Return each line of the listing that contains the string "JSON".

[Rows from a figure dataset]
------------------------------
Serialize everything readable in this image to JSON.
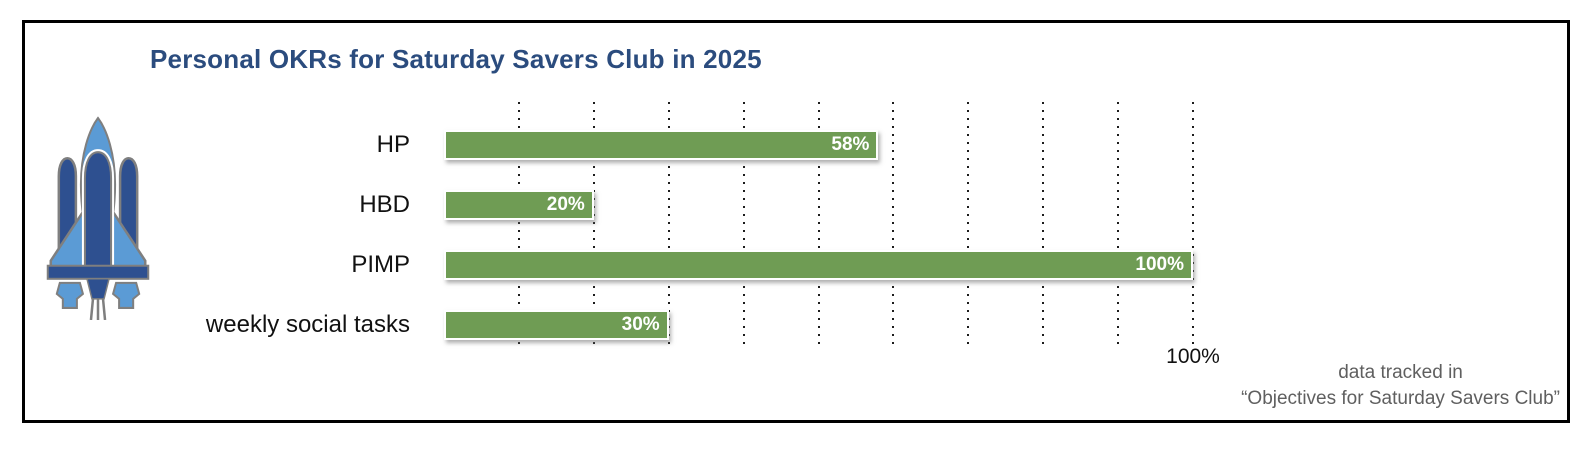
{
  "title": {
    "text": "Personal OKRs for Saturday Savers Club in 2025",
    "color": "#2b4c7e"
  },
  "chart_data": {
    "type": "bar",
    "orientation": "horizontal",
    "title": "Personal OKRs for Saturday Savers Club in 2025",
    "categories": [
      "HP",
      "HBD",
      "PIMP",
      "weekly social tasks"
    ],
    "values": [
      58,
      20,
      100,
      30
    ],
    "value_labels": [
      "58%",
      "20%",
      "100%",
      "30%"
    ],
    "xlabel": "",
    "ylabel": "",
    "xlim": [
      0,
      100
    ],
    "grid": "vertical-dotted",
    "grid_percents": [
      10,
      20,
      30,
      40,
      50,
      60,
      70,
      80,
      90,
      100
    ],
    "x_axis_visible_tick_label": "100%",
    "bar_color": "#6f9c54",
    "bar_border_color": "#ffffff",
    "legend_position": "none"
  },
  "axis": {
    "max_label": "100%"
  },
  "footnote": {
    "line1": "data tracked in",
    "line2": "“Objectives for Saturday Savers Club”"
  },
  "icon": {
    "name": "space-shuttle-icon",
    "light_blue": "#5b9bd5",
    "dark_blue": "#2e5090",
    "outline": "#7f7f7f"
  }
}
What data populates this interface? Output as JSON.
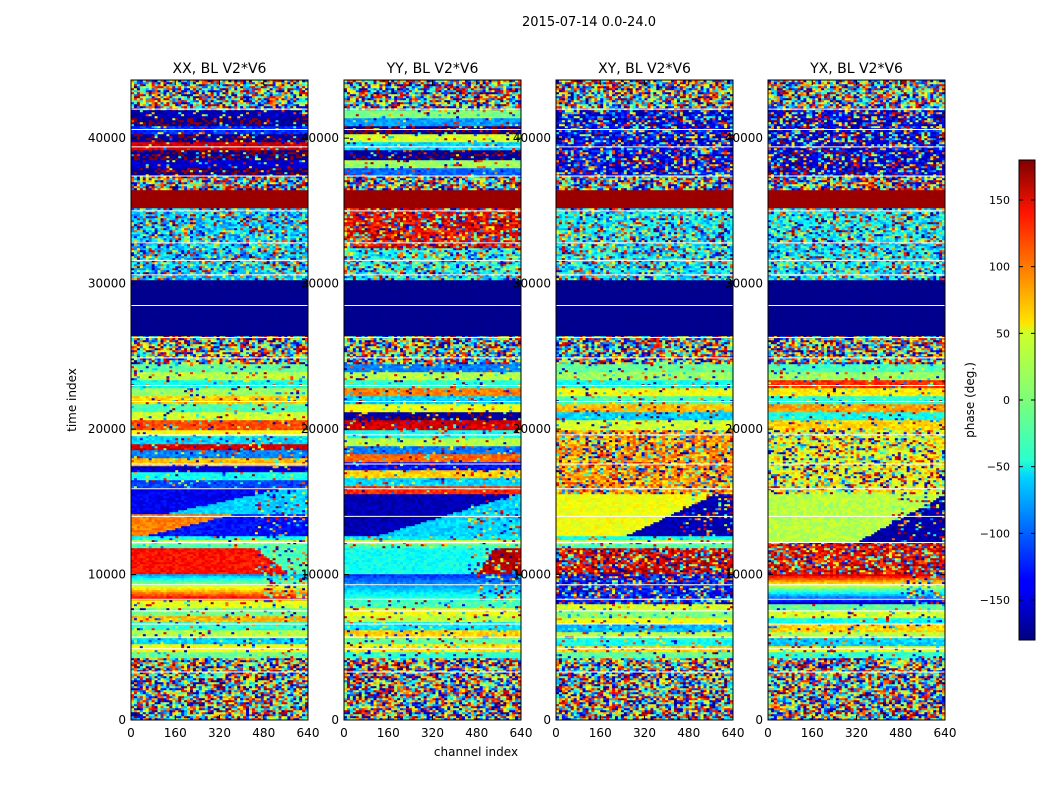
{
  "figure": {
    "suptitle": "2015-07-14 0.0-24.0",
    "xlabel": "channel index",
    "ylabel": "time index",
    "colorbar_label": "phase (deg.)"
  },
  "chart_data": {
    "type": "heatmap",
    "title": "2015-07-14 0.0-24.0",
    "xlabel": "channel index",
    "ylabel": "time index",
    "xlim": [
      0,
      640
    ],
    "ylim": [
      0,
      44000
    ],
    "x_ticks": [
      0,
      160,
      320,
      480,
      640
    ],
    "y_ticks": [
      0,
      10000,
      20000,
      30000,
      40000
    ],
    "colorbar": {
      "label": "phase (deg.)",
      "range": [
        -180,
        180
      ],
      "ticks": [
        -150,
        -100,
        -50,
        0,
        50,
        100,
        150
      ],
      "tick_labels": [
        "−150",
        "−100",
        "−50",
        "0",
        "50",
        "100",
        "150"
      ],
      "colormap": "jet"
    },
    "panels": [
      {
        "title": "XX, BL V2*V6",
        "seed": 11,
        "bands": [
          {
            "t0": 0,
            "t1": 4200,
            "kind": "noise"
          },
          {
            "t0": 4200,
            "t1": 8200,
            "kind": "stripes",
            "phases": [
              -10,
              40,
              -60,
              20,
              -30,
              70,
              -5,
              35
            ]
          },
          {
            "t0": 8200,
            "t1": 10000,
            "kind": "gradient",
            "p0": 160,
            "p1": -80
          },
          {
            "t0": 10000,
            "t1": 11800,
            "kind": "split",
            "left": 130,
            "right": -20,
            "edge0": 0.9,
            "edge1": 0.7
          },
          {
            "t0": 11800,
            "t1": 12700,
            "kind": "stripes",
            "phases": [
              -20,
              30,
              -40
            ]
          },
          {
            "t0": 12700,
            "t1": 14200,
            "kind": "split",
            "left": 90,
            "right": -130,
            "edge0": 0.1,
            "edge1": 0.6
          },
          {
            "t0": 14200,
            "t1": 16000,
            "kind": "split",
            "left": -140,
            "right": -60,
            "edge0": 0.2,
            "edge1": 0.9
          },
          {
            "t0": 16000,
            "t1": 20000,
            "kind": "stripes",
            "phases": [
              -110,
              -40,
              -150,
              70,
              -90,
              150,
              -60,
              40
            ]
          },
          {
            "t0": 20000,
            "t1": 24500,
            "kind": "stripes",
            "phases": [
              110,
              30,
              -20,
              60,
              10,
              -40,
              20,
              -10
            ]
          },
          {
            "t0": 24500,
            "t1": 26400,
            "kind": "noise"
          },
          {
            "t0": 26400,
            "t1": 30200,
            "kind": "solid",
            "p": -175
          },
          {
            "t0": 30200,
            "t1": 35200,
            "kind": "noisebias",
            "p": -60
          },
          {
            "t0": 35200,
            "t1": 36400,
            "kind": "solid",
            "p": 170
          },
          {
            "t0": 36400,
            "t1": 37400,
            "kind": "noise"
          },
          {
            "t0": 37400,
            "t1": 42000,
            "kind": "stripes",
            "phases": [
              -175,
              -150,
              -175,
              150,
              -170,
              -120,
              -175,
              -160
            ]
          },
          {
            "t0": 42000,
            "t1": 44000,
            "kind": "noise"
          }
        ]
      },
      {
        "title": "YY, BL V2*V6",
        "seed": 23,
        "bands": [
          {
            "t0": 0,
            "t1": 4200,
            "kind": "noise"
          },
          {
            "t0": 4200,
            "t1": 8200,
            "kind": "stripes",
            "phases": [
              -30,
              50,
              -10,
              60,
              -50,
              20,
              40,
              -20
            ]
          },
          {
            "t0": 8200,
            "t1": 10000,
            "kind": "gradient",
            "p0": -20,
            "p1": -120
          },
          {
            "t0": 10000,
            "t1": 11800,
            "kind": "split",
            "left": -40,
            "right": 160,
            "edge0": 0.75,
            "edge1": 0.85
          },
          {
            "t0": 11800,
            "t1": 12700,
            "kind": "stripes",
            "phases": [
              -20,
              40,
              -50
            ]
          },
          {
            "t0": 12700,
            "t1": 15600,
            "kind": "split",
            "left": -160,
            "right": -60,
            "edge0": 0.2,
            "edge1": 1.0
          },
          {
            "t0": 15600,
            "t1": 20000,
            "kind": "stripes",
            "phases": [
              120,
              -60,
              60,
              -130,
              100,
              -90,
              20,
              -40
            ]
          },
          {
            "t0": 20000,
            "t1": 24500,
            "kind": "stripes",
            "phases": [
              150,
              -170,
              40,
              -60,
              90,
              -30,
              20,
              -90
            ]
          },
          {
            "t0": 24500,
            "t1": 26400,
            "kind": "noise"
          },
          {
            "t0": 26400,
            "t1": 30200,
            "kind": "solid",
            "p": -175
          },
          {
            "t0": 30200,
            "t1": 32400,
            "kind": "noisebias",
            "p": -40
          },
          {
            "t0": 32400,
            "t1": 35200,
            "kind": "noisebias",
            "p": 140
          },
          {
            "t0": 35200,
            "t1": 36400,
            "kind": "solid",
            "p": 170
          },
          {
            "t0": 36400,
            "t1": 37400,
            "kind": "noise"
          },
          {
            "t0": 37400,
            "t1": 42000,
            "kind": "stripes",
            "phases": [
              -100,
              10,
              -170,
              -60,
              30,
              -175,
              -80,
              0
            ]
          },
          {
            "t0": 42000,
            "t1": 44000,
            "kind": "noise"
          }
        ]
      },
      {
        "title": "XY, BL V2*V6",
        "seed": 37,
        "bands": [
          {
            "t0": 0,
            "t1": 4200,
            "kind": "noise"
          },
          {
            "t0": 4200,
            "t1": 8000,
            "kind": "stripes",
            "phases": [
              -10,
              60,
              -40,
              20,
              -70,
              40,
              0,
              30
            ]
          },
          {
            "t0": 8000,
            "t1": 10000,
            "kind": "noisebias",
            "p": -130
          },
          {
            "t0": 10000,
            "t1": 11800,
            "kind": "noisebias",
            "p": 150
          },
          {
            "t0": 11800,
            "t1": 12700,
            "kind": "stripes",
            "phases": [
              -20,
              30,
              -40
            ]
          },
          {
            "t0": 12700,
            "t1": 15500,
            "kind": "split",
            "left": 40,
            "right": -160,
            "edge0": 0.4,
            "edge1": 0.9
          },
          {
            "t0": 15500,
            "t1": 20000,
            "kind": "noisebias",
            "p": 80
          },
          {
            "t0": 20000,
            "t1": 24500,
            "kind": "stripes",
            "phases": [
              30,
              -60,
              70,
              -20,
              40,
              -40,
              10,
              -10
            ]
          },
          {
            "t0": 24500,
            "t1": 26400,
            "kind": "noise"
          },
          {
            "t0": 26400,
            "t1": 30200,
            "kind": "solid",
            "p": -175
          },
          {
            "t0": 30200,
            "t1": 35200,
            "kind": "noisebias",
            "p": -50
          },
          {
            "t0": 35200,
            "t1": 36400,
            "kind": "solid",
            "p": 170
          },
          {
            "t0": 36400,
            "t1": 37400,
            "kind": "noise"
          },
          {
            "t0": 37400,
            "t1": 42000,
            "kind": "noisebias",
            "p": -140
          },
          {
            "t0": 42000,
            "t1": 44000,
            "kind": "noise"
          }
        ]
      },
      {
        "title": "YX, BL V2*V6",
        "seed": 53,
        "bands": [
          {
            "t0": 0,
            "t1": 4200,
            "kind": "noise"
          },
          {
            "t0": 4200,
            "t1": 8000,
            "kind": "stripes",
            "phases": [
              -30,
              40,
              -60,
              20,
              60,
              -40,
              30,
              -10
            ]
          },
          {
            "t0": 8000,
            "t1": 10000,
            "kind": "gradient",
            "p0": -160,
            "p1": 150
          },
          {
            "t0": 10000,
            "t1": 12200,
            "kind": "noisebias",
            "p": 140
          },
          {
            "t0": 12200,
            "t1": 15500,
            "kind": "split",
            "left": 20,
            "right": -165,
            "edge0": 0.5,
            "edge1": 1.0
          },
          {
            "t0": 15500,
            "t1": 20000,
            "kind": "noisebias",
            "p": 40
          },
          {
            "t0": 20000,
            "t1": 24500,
            "kind": "stripes",
            "phases": [
              60,
              -40,
              80,
              -30,
              50,
              120,
              10,
              -20
            ]
          },
          {
            "t0": 24500,
            "t1": 26400,
            "kind": "noise"
          },
          {
            "t0": 26400,
            "t1": 30200,
            "kind": "solid",
            "p": -175
          },
          {
            "t0": 30200,
            "t1": 35200,
            "kind": "noisebias",
            "p": -50
          },
          {
            "t0": 35200,
            "t1": 36400,
            "kind": "solid",
            "p": 170
          },
          {
            "t0": 36400,
            "t1": 37400,
            "kind": "noise"
          },
          {
            "t0": 37400,
            "t1": 42000,
            "kind": "noisebias",
            "p": -150
          },
          {
            "t0": 42000,
            "t1": 44000,
            "kind": "noise"
          }
        ]
      }
    ],
    "flagged_rows": [
      3300,
      4900,
      5700,
      6600,
      7500,
      8300,
      9300,
      12200,
      14000,
      15900,
      17600,
      19600,
      21900,
      23000,
      24900,
      26300,
      28500,
      30600,
      31600,
      32800,
      35000,
      37400,
      39400,
      40600,
      42000
    ]
  }
}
------------------------------
- **Full output**:
Serialize everything readable in this image to JSON.
What data populates this interface? Output as JSON.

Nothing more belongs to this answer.